┏━━

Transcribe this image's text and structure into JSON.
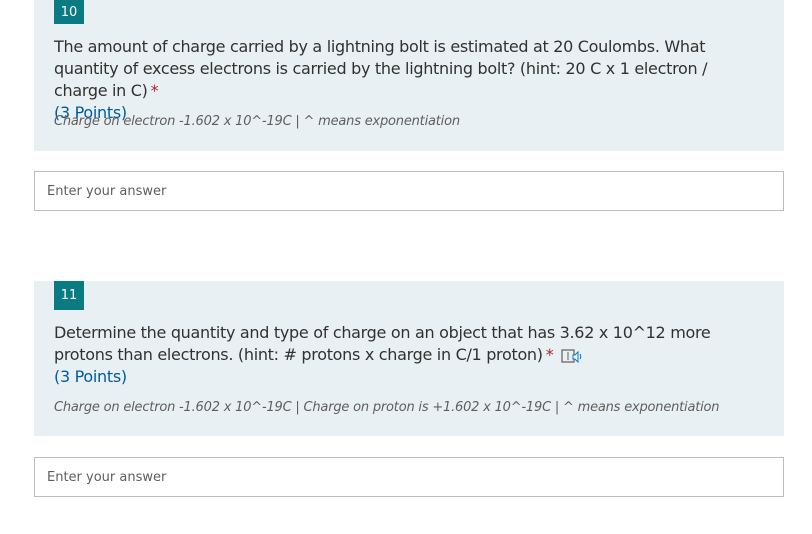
{
  "questions": [
    {
      "number": "10",
      "text": "The amount of charge carried by a lightning bolt is estimated at 20 Coulombs. What quantity of excess electrons is carried by the lightning bolt? (hint: 20 C  x 1 electron / charge in C)",
      "required_mark": "*",
      "points": "(3 Points)",
      "subtitle": "Charge on electron -1.602 x 10^-19C  |  ^ means exponentiation",
      "answer_placeholder": "Enter your answer"
    },
    {
      "number": "11",
      "text": "Determine the quantity and type of charge on an object that has 3.62 x 10^12 more protons than electrons. (hint: # protons x charge in C/1 proton)",
      "required_mark": "*",
      "icon": "immersive-reader-icon",
      "points": "(3 Points)",
      "subtitle": "Charge on electron -1.602 x 10^-19C  |  Charge on proton is +1.602 x 10^-19C  |  ^ means exponentiation",
      "answer_placeholder": "Enter your answer"
    }
  ],
  "colors": {
    "accent": "#0a7b83",
    "question_background": "#e9f0f3",
    "required": "#a4262c",
    "points": "#005a9e"
  }
}
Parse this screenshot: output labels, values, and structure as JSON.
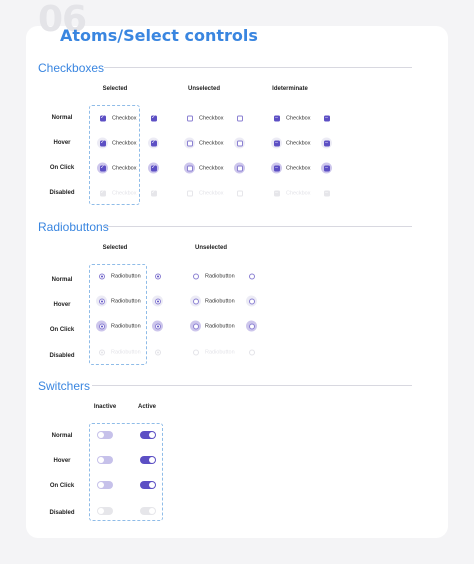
{
  "page": {
    "number": "06",
    "title": "Atoms/Select controls"
  },
  "checkboxes": {
    "heading": "Checkboxes",
    "columns": [
      "Selected",
      "Unselected",
      "Ideterminate"
    ],
    "rows": [
      "Normal",
      "Hover",
      "On Click",
      "Disabled"
    ],
    "label": "Checkbox"
  },
  "radiobuttons": {
    "heading": "Radiobuttons",
    "columns": [
      "Selected",
      "Unselected"
    ],
    "rows": [
      "Normal",
      "Hover",
      "On Click",
      "Disabled"
    ],
    "label": "Radiobutton"
  },
  "switchers": {
    "heading": "Switchers",
    "columns": [
      "Inactive",
      "Active"
    ],
    "rows": [
      "Normal",
      "Hover",
      "On Click",
      "Disabled"
    ]
  },
  "colors": {
    "accent": "#3a86e0",
    "primary": "#5c4fc4",
    "inactive_track": "#c6c1ea",
    "disabled": "#e6e6ea"
  }
}
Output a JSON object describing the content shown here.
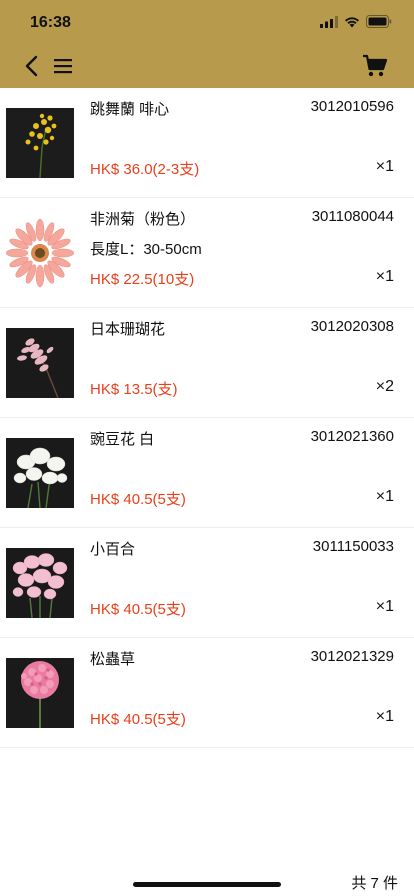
{
  "status_bar": {
    "time": "16:38"
  },
  "colors": {
    "header": "#b89a4c",
    "price": "#e8401c"
  },
  "nav": {
    "back_icon": "chevron-left-icon",
    "menu_icon": "hamburger-menu-icon",
    "cart_icon": "shopping-cart-icon"
  },
  "items": [
    {
      "name": "跳舞蘭 啡心",
      "code": "3012010596",
      "spec": "",
      "price": "HK$ 36.0(2-3支)",
      "qty": "×1",
      "image": "yellow-oncidium-orchid"
    },
    {
      "name": "非洲菊（粉色）",
      "code": "3011080044",
      "spec": "長度L：30-50cm",
      "price": "HK$ 22.5(10支)",
      "qty": "×1",
      "image": "pink-gerbera-daisy"
    },
    {
      "name": "日本珊瑚花",
      "code": "3012020308",
      "spec": "",
      "price": "HK$ 13.5(支)",
      "qty": "×2",
      "image": "pink-astilbe"
    },
    {
      "name": "豌豆花 白",
      "code": "3012021360",
      "spec": "",
      "price": "HK$ 40.5(5支)",
      "qty": "×1",
      "image": "white-sweet-pea"
    },
    {
      "name": "小百合",
      "code": "3011150033",
      "spec": "",
      "price": "HK$ 40.5(5支)",
      "qty": "×1",
      "image": "pink-sweet-pea"
    },
    {
      "name": "松蟲草",
      "code": "3012021329",
      "spec": "",
      "price": "HK$ 40.5(5支)",
      "qty": "×1",
      "image": "pink-scabiosa"
    }
  ],
  "footer": {
    "total": "共 7 件"
  }
}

┗━━

Reproduce each record above by retyping it exactly; omit all images.

EXERCISE RESULT:
Transcribe this image's text and structure into JSON.
{
  "questions": [
    {
      "number": "10",
      "text": "The amount of charge carried by a lightning bolt is estimated at 20 Coulombs. What quantity of excess electrons is carried by the lightning bolt? (hint: 20 C  x 1 electron / charge in C)",
      "required_mark": "*",
      "points": "(3 Points)",
      "subtitle": "Charge on electron -1.602 x 10^-19C  |  ^ means exponentiation",
      "answer_placeholder": "Enter your answer"
    },
    {
      "number": "11",
      "text": "Determine the quantity and type of charge on an object that has 3.62 x 10^12 more protons than electrons. (hint: # protons x charge in C/1 proton)",
      "required_mark": "*",
      "icon": "immersive-reader-icon",
      "points": "(3 Points)",
      "subtitle": "Charge on electron -1.602 x 10^-19C  |  Charge on proton is +1.602 x 10^-19C  |  ^ means exponentiation",
      "answer_placeholder": "Enter your answer"
    }
  ],
  "colors": {
    "accent": "#0a7b83",
    "question_background": "#e9f0f3",
    "required": "#a4262c",
    "points": "#005a9e"
  }
}
Parse this screenshot: output labels, values, and structure as JSON.
{
  "page": {
    "number": "06",
    "title": "Atoms/Select controls"
  },
  "checkboxes": {
    "heading": "Checkboxes",
    "columns": [
      "Selected",
      "Unselected",
      "Ideterminate"
    ],
    "rows": [
      "Normal",
      "Hover",
      "On Click",
      "Disabled"
    ],
    "label": "Checkbox"
  },
  "radiobuttons": {
    "heading": "Radiobuttons",
    "columns": [
      "Selected",
      "Unselected"
    ],
    "rows": [
      "Normal",
      "Hover",
      "On Click",
      "Disabled"
    ],
    "label": "Radiobutton"
  },
  "switchers": {
    "heading": "Switchers",
    "columns": [
      "Inactive",
      "Active"
    ],
    "rows": [
      "Normal",
      "Hover",
      "On Click",
      "Disabled"
    ]
  },
  "colors": {
    "accent": "#3a86e0",
    "primary": "#5c4fc4",
    "inactive_track": "#c6c1ea",
    "disabled": "#e6e6ea"
  }
}
Output a JSON object describing the content shown here.
{
  "status_bar": {
    "time": "16:38"
  },
  "colors": {
    "header": "#b89a4c",
    "price": "#e8401c"
  },
  "nav": {
    "back_icon": "chevron-left-icon",
    "menu_icon": "hamburger-menu-icon",
    "cart_icon": "shopping-cart-icon"
  },
  "items": [
    {
      "name": "跳舞蘭 啡心",
      "code": "3012010596",
      "spec": "",
      "price": "HK$ 36.0(2-3支)",
      "qty": "×1",
      "image": "yellow-oncidium-orchid"
    },
    {
      "name": "非洲菊（粉色）",
      "code": "3011080044",
      "spec": "長度L：30-50cm",
      "price": "HK$ 22.5(10支)",
      "qty": "×1",
      "image": "pink-gerbera-daisy"
    },
    {
      "name": "日本珊瑚花",
      "code": "3012020308",
      "spec": "",
      "price": "HK$ 13.5(支)",
      "qty": "×2",
      "image": "pink-astilbe"
    },
    {
      "name": "豌豆花 白",
      "code": "3012021360",
      "spec": "",
      "price": "HK$ 40.5(5支)",
      "qty": "×1",
      "image": "white-sweet-pea"
    },
    {
      "name": "小百合",
      "code": "3011150033",
      "spec": "",
      "price": "HK$ 40.5(5支)",
      "qty": "×1",
      "image": "pink-sweet-pea"
    },
    {
      "name": "松蟲草",
      "code": "3012021329",
      "spec": "",
      "price": "HK$ 40.5(5支)",
      "qty": "×1",
      "image": "pink-scabiosa"
    }
  ],
  "footer": {
    "total": "共 7 件"
  }
}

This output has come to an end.